Begin Records supplied

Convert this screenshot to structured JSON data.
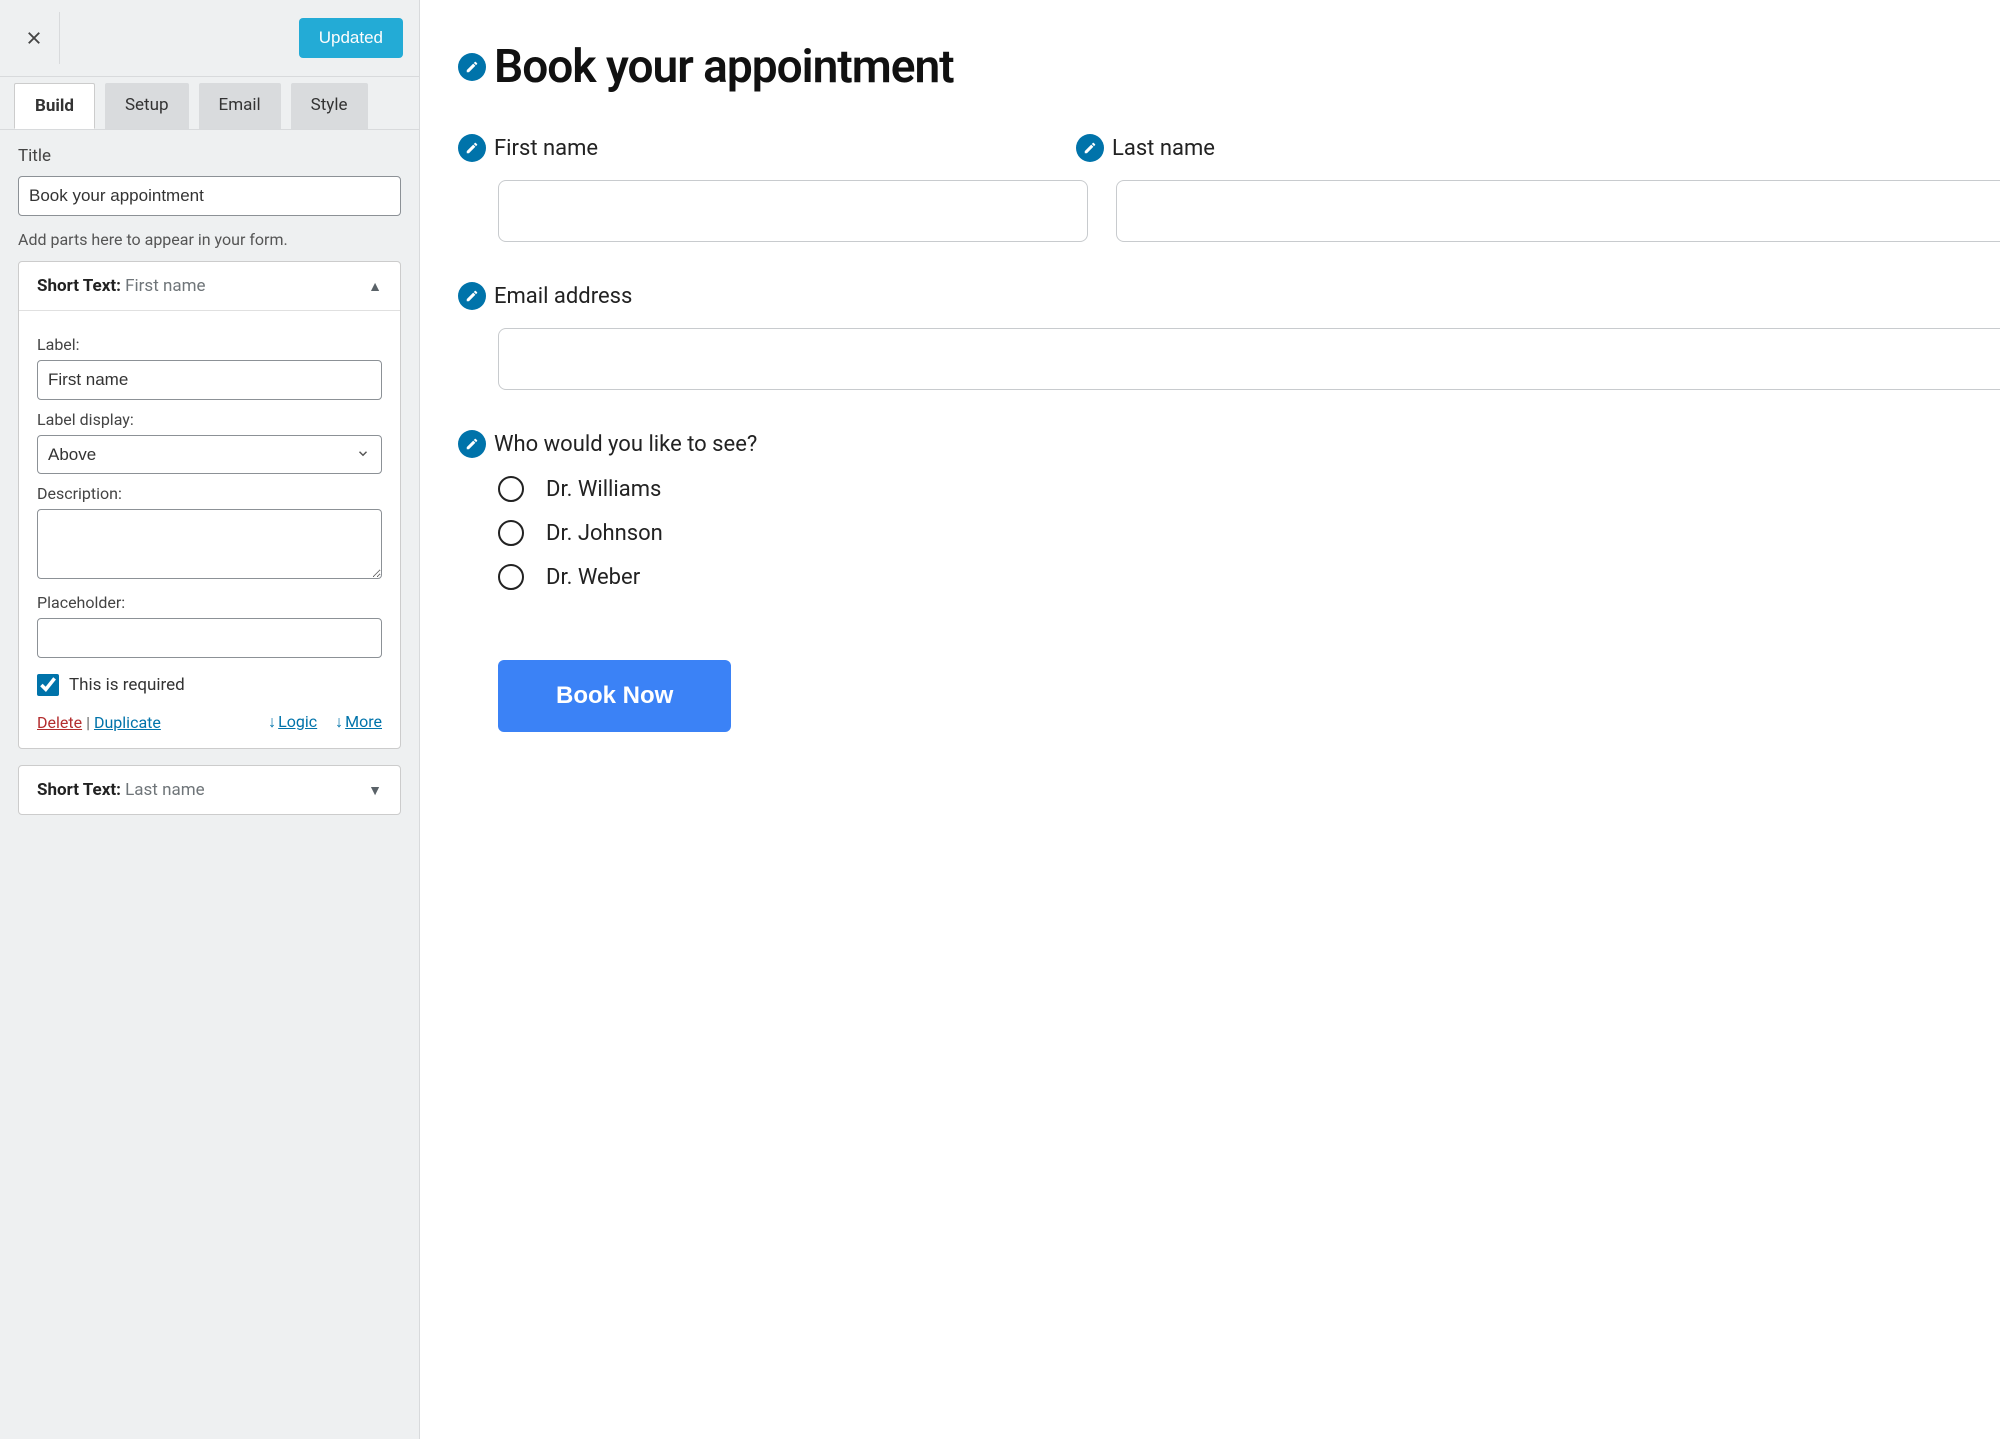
{
  "toolbar": {
    "updated_label": "Updated"
  },
  "tabs": {
    "build": "Build",
    "setup": "Setup",
    "email": "Email",
    "style": "Style"
  },
  "title_section": {
    "label": "Title",
    "value": "Book your appointment",
    "hint": "Add parts here to appear in your form."
  },
  "part_expanded": {
    "type_label": "Short Text:",
    "name": "First name",
    "label_label": "Label:",
    "label_value": "First name",
    "label_display_label": "Label display:",
    "label_display_value": "Above",
    "description_label": "Description:",
    "description_value": "",
    "placeholder_label": "Placeholder:",
    "placeholder_value": "",
    "required_label": "This is required",
    "delete": "Delete",
    "duplicate": "Duplicate",
    "logic": "Logic",
    "more": "More"
  },
  "part_collapsed": {
    "type_label": "Short Text:",
    "name": "Last name"
  },
  "preview": {
    "form_title": "Book your appointment",
    "first_name_label": "First name",
    "last_name_label": "Last name",
    "email_label": "Email address",
    "radio_label": "Who would you like to see?",
    "radio_options": [
      "Dr. Williams",
      "Dr. Johnson",
      "Dr. Weber"
    ],
    "submit_label": "Book Now"
  }
}
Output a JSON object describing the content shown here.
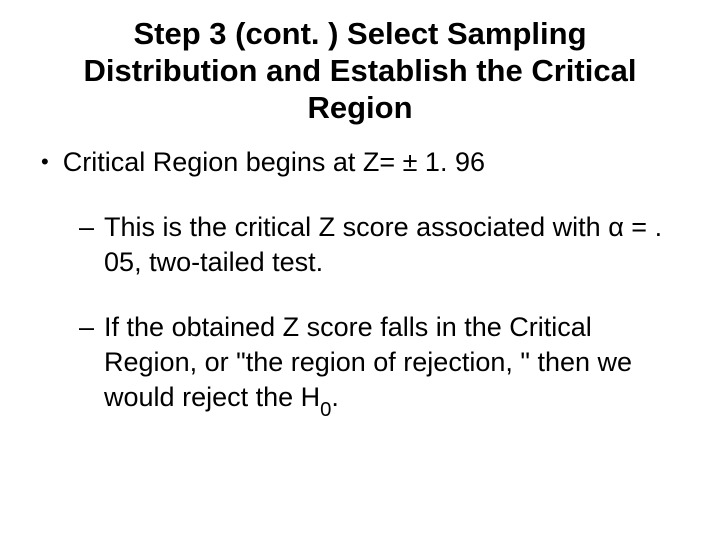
{
  "slide": {
    "title": "Step 3 (cont. ) Select Sampling Distribution and Establish the Critical Region",
    "bullet1": "Critical Region begins at Z= ± 1. 96",
    "sub1": "This is the critical Z score associated with  α = . 05, two-tailed test.",
    "sub2_pre": "If the obtained Z score falls in the Critical Region, or \"the region of rejection, \" then we would reject the H",
    "sub2_sub": "0",
    "sub2_post": "."
  }
}
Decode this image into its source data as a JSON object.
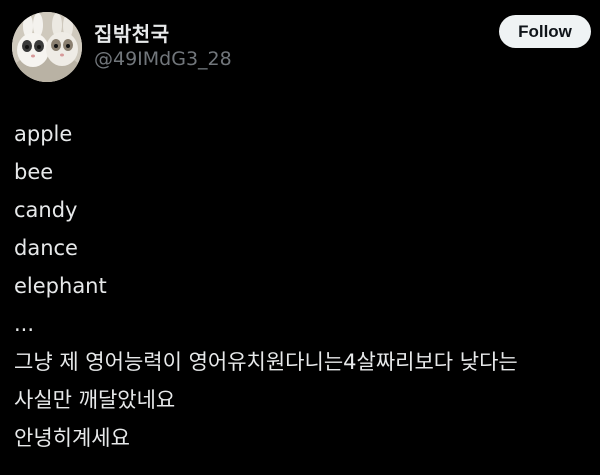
{
  "profile": {
    "display_name": "집밖천국",
    "handle": "@49IMdG3_28",
    "avatar_icon": "rabbit-avatar-icon"
  },
  "follow_button": {
    "label": "Follow"
  },
  "post": {
    "lines": [
      "apple",
      "bee",
      "candy",
      "dance",
      "elephant",
      "...",
      "그냥 제 영어능력이 영어유치원다니는4살짜리보다 낮다는",
      "사실만 깨달았네요",
      "안녕히계세요"
    ]
  },
  "colors": {
    "background": "#000000",
    "text": "#e7e9ea",
    "secondary_text": "#71767b",
    "button_bg": "#eff3f4",
    "button_text": "#0f1419"
  }
}
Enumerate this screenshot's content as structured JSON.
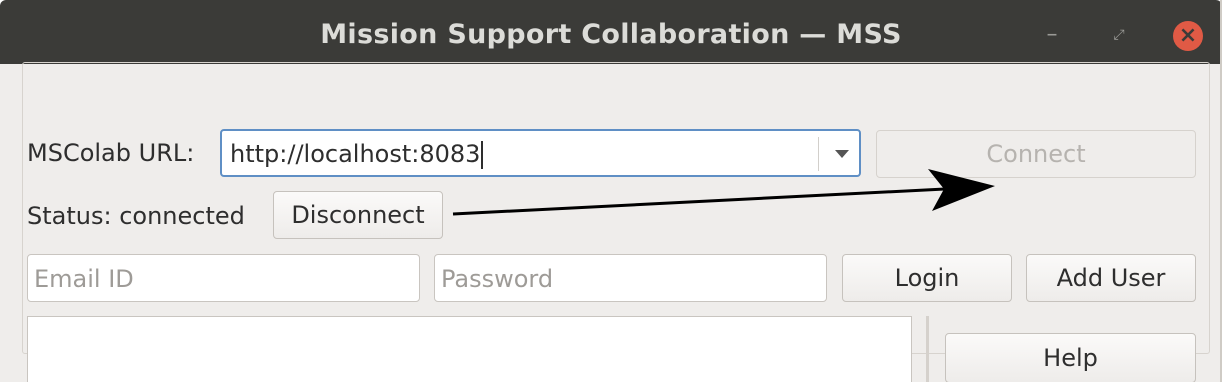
{
  "window": {
    "title": "Mission Support Collaboration — MSS",
    "minimize_glyph": "–",
    "restore_glyph": "⤢",
    "close_glyph": "×"
  },
  "connection": {
    "url_label": "MSColab URL:",
    "url_value": "http://localhost:8083",
    "connect_label": "Connect",
    "status_text": "Status: connected",
    "disconnect_label": "Disconnect"
  },
  "login": {
    "email_placeholder": "Email ID",
    "password_placeholder": "Password",
    "login_label": "Login",
    "add_user_label": "Add User"
  },
  "side": {
    "help_label": "Help"
  },
  "annotation": {
    "arrow_color": "#000000",
    "description_icon": "arrow-right-icon"
  },
  "colors": {
    "titlebar": "#3b3b38",
    "close_button": "#e05a45",
    "focus_border": "#5f8fc5",
    "window_bg": "#efedeb"
  }
}
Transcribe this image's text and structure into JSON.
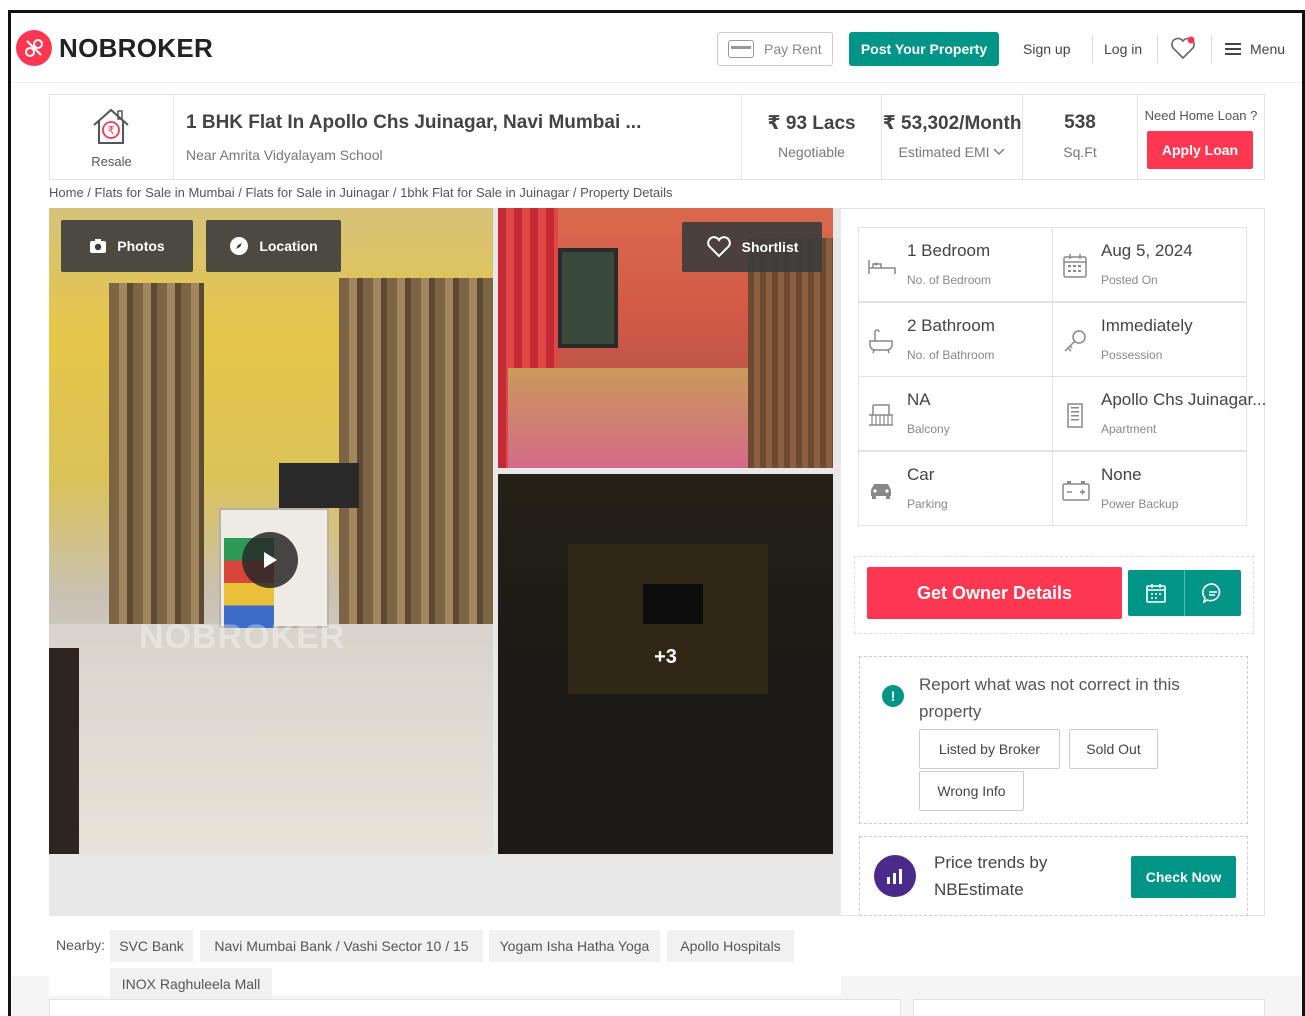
{
  "header": {
    "logo_text": "NOBROKER",
    "pay_rent": "Pay Rent",
    "post_property": "Post Your Property",
    "sign_up": "Sign up",
    "log_in": "Log in",
    "menu": "Menu"
  },
  "title_bar": {
    "resale_label": "Resale",
    "title": "1 BHK Flat In Apollo Chs Juinagar, Navi Mumbai ...",
    "subtitle": "Near Amrita Vidyalayam School",
    "price": "₹ 93 Lacs",
    "price_note": "Negotiable",
    "emi": "₹ 53,302/Month",
    "emi_note": "Estimated EMI",
    "area": "538",
    "area_unit": "Sq.Ft",
    "loan_question": "Need Home Loan ?",
    "apply_loan": "Apply Loan"
  },
  "breadcrumb": "Home / Flats for Sale in Mumbai / Flats for Sale in Juinagar / 1bhk Flat for Sale in Juinagar / Property Details",
  "gallery": {
    "photos_btn": "Photos",
    "location_btn": "Location",
    "shortlist_btn": "Shortlist",
    "more_count": "+3",
    "watermark": "NOBROKER"
  },
  "details": [
    {
      "value": "1 Bedroom",
      "label": "No. of Bedroom",
      "icon": "bed-icon"
    },
    {
      "value": "Aug 5, 2024",
      "label": "Posted On",
      "icon": "calendar-icon"
    },
    {
      "value": "2 Bathroom",
      "label": "No. of Bathroom",
      "icon": "bathtub-icon"
    },
    {
      "value": "Immediately",
      "label": "Possession",
      "icon": "key-icon"
    },
    {
      "value": "NA",
      "label": "Balcony",
      "icon": "balcony-icon"
    },
    {
      "value": "Apollo Chs Juinagar...",
      "label": "Apartment",
      "icon": "building-icon"
    },
    {
      "value": "Car",
      "label": "Parking",
      "icon": "car-icon"
    },
    {
      "value": "None",
      "label": "Power Backup",
      "icon": "battery-icon"
    }
  ],
  "owner": {
    "get_owner_details": "Get Owner Details"
  },
  "report": {
    "text": "Report what was not correct in this property",
    "options": [
      "Listed by Broker",
      "Sold Out",
      "Wrong Info"
    ]
  },
  "price_trends": {
    "text_line1": "Price trends by",
    "text_line2": "NBEstimate",
    "button": "Check Now"
  },
  "nearby": {
    "label": "Nearby:",
    "places": [
      "SVC Bank",
      "Navi Mumbai Bank / Vashi Sector 10 / 15",
      "Yogam Isha Hatha Yoga",
      "Apollo Hospitals",
      "INOX Raghuleela Mall"
    ]
  },
  "colors": {
    "brand_red": "#fd3752",
    "brand_teal": "#009587",
    "estimate_purple": "#4a2b8c"
  }
}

End Records supplied

◆ Written instruction ◆
Set down the material exactly, every line of it, except for the pictures.

◆ Written answer ◆
Convert this screenshot to structured JSON data.
{
  "toolbar": {
    "updated_label": "Updated"
  },
  "tabs": {
    "build": "Build",
    "setup": "Setup",
    "email": "Email",
    "style": "Style"
  },
  "title_section": {
    "label": "Title",
    "value": "Book your appointment",
    "hint": "Add parts here to appear in your form."
  },
  "part_expanded": {
    "type_label": "Short Text:",
    "name": "First name",
    "label_label": "Label:",
    "label_value": "First name",
    "label_display_label": "Label display:",
    "label_display_value": "Above",
    "description_label": "Description:",
    "description_value": "",
    "placeholder_label": "Placeholder:",
    "placeholder_value": "",
    "required_label": "This is required",
    "delete": "Delete",
    "duplicate": "Duplicate",
    "logic": "Logic",
    "more": "More"
  },
  "part_collapsed": {
    "type_label": "Short Text:",
    "name": "Last name"
  },
  "preview": {
    "form_title": "Book your appointment",
    "first_name_label": "First name",
    "last_name_label": "Last name",
    "email_label": "Email address",
    "radio_label": "Who would you like to see?",
    "radio_options": [
      "Dr. Williams",
      "Dr. Johnson",
      "Dr. Weber"
    ],
    "submit_label": "Book Now"
  }
}
Output a JSON object describing the content shown here.
{
  "slide": {
    "title": "Step 3 (cont. ) Select Sampling Distribution and Establish the Critical Region",
    "bullet1": "Critical Region begins at Z= ± 1. 96",
    "sub1": "This is the critical Z score associated with  α = . 05, two-tailed test.",
    "sub2_pre": "If the obtained Z score falls in the Critical Region, or \"the region of rejection, \" then we would reject the H",
    "sub2_sub": "0",
    "sub2_post": "."
  }
}
Decode this image into its source data as a JSON object.
{
  "profile": {
    "display_name": "집밖천국",
    "handle": "@49IMdG3_28",
    "avatar_icon": "rabbit-avatar-icon"
  },
  "follow_button": {
    "label": "Follow"
  },
  "post": {
    "lines": [
      "apple",
      "bee",
      "candy",
      "dance",
      "elephant",
      "...",
      "그냥 제 영어능력이 영어유치원다니는4살짜리보다 낮다는",
      "사실만 깨달았네요",
      "안녕히계세요"
    ]
  },
  "colors": {
    "background": "#000000",
    "text": "#e7e9ea",
    "secondary_text": "#71767b",
    "button_bg": "#eff3f4",
    "button_text": "#0f1419"
  }
}
Enumerate this screenshot's content as structured JSON.
{
  "window": {
    "title": "Mission Support Collaboration — MSS",
    "minimize_glyph": "–",
    "restore_glyph": "⤢",
    "close_glyph": "×"
  },
  "connection": {
    "url_label": "MSColab URL:",
    "url_value": "http://localhost:8083",
    "connect_label": "Connect",
    "status_text": "Status: connected",
    "disconnect_label": "Disconnect"
  },
  "login": {
    "email_placeholder": "Email ID",
    "password_placeholder": "Password",
    "login_label": "Login",
    "add_user_label": "Add User"
  },
  "side": {
    "help_label": "Help"
  },
  "annotation": {
    "arrow_color": "#000000",
    "description_icon": "arrow-right-icon"
  },
  "colors": {
    "titlebar": "#3b3b38",
    "close_button": "#e05a45",
    "focus_border": "#5f8fc5",
    "window_bg": "#efedeb"
  }
}
Transcribe this image's text and structure into JSON.
{
  "header": {
    "logo_text": "NOBROKER",
    "pay_rent": "Pay Rent",
    "post_property": "Post Your Property",
    "sign_up": "Sign up",
    "log_in": "Log in",
    "menu": "Menu"
  },
  "title_bar": {
    "resale_label": "Resale",
    "title": "1 BHK Flat In Apollo Chs Juinagar, Navi Mumbai ...",
    "subtitle": "Near Amrita Vidyalayam School",
    "price": "₹ 93 Lacs",
    "price_note": "Negotiable",
    "emi": "₹ 53,302/Month",
    "emi_note": "Estimated EMI",
    "area": "538",
    "area_unit": "Sq.Ft",
    "loan_question": "Need Home Loan ?",
    "apply_loan": "Apply Loan"
  },
  "breadcrumb": "Home / Flats for Sale in Mumbai / Flats for Sale in Juinagar / 1bhk Flat for Sale in Juinagar / Property Details",
  "gallery": {
    "photos_btn": "Photos",
    "location_btn": "Location",
    "shortlist_btn": "Shortlist",
    "more_count": "+3",
    "watermark": "NOBROKER"
  },
  "details": [
    {
      "value": "1 Bedroom",
      "label": "No. of Bedroom",
      "icon": "bed-icon"
    },
    {
      "value": "Aug 5, 2024",
      "label": "Posted On",
      "icon": "calendar-icon"
    },
    {
      "value": "2 Bathroom",
      "label": "No. of Bathroom",
      "icon": "bathtub-icon"
    },
    {
      "value": "Immediately",
      "label": "Possession",
      "icon": "key-icon"
    },
    {
      "value": "NA",
      "label": "Balcony",
      "icon": "balcony-icon"
    },
    {
      "value": "Apollo Chs Juinagar...",
      "label": "Apartment",
      "icon": "building-icon"
    },
    {
      "value": "Car",
      "label": "Parking",
      "icon": "car-icon"
    },
    {
      "value": "None",
      "label": "Power Backup",
      "icon": "battery-icon"
    }
  ],
  "owner": {
    "get_owner_details": "Get Owner Details"
  },
  "report": {
    "text": "Report what was not correct in this property",
    "options": [
      "Listed by Broker",
      "Sold Out",
      "Wrong Info"
    ]
  },
  "price_trends": {
    "text_line1": "Price trends by",
    "text_line2": "NBEstimate",
    "button": "Check Now"
  },
  "nearby": {
    "label": "Nearby:",
    "places": [
      "SVC Bank",
      "Navi Mumbai Bank / Vashi Sector 10 / 15",
      "Yogam Isha Hatha Yoga",
      "Apollo Hospitals",
      "INOX Raghuleela Mall"
    ]
  },
  "colors": {
    "brand_red": "#fd3752",
    "brand_teal": "#009587",
    "estimate_purple": "#4a2b8c"
  }
}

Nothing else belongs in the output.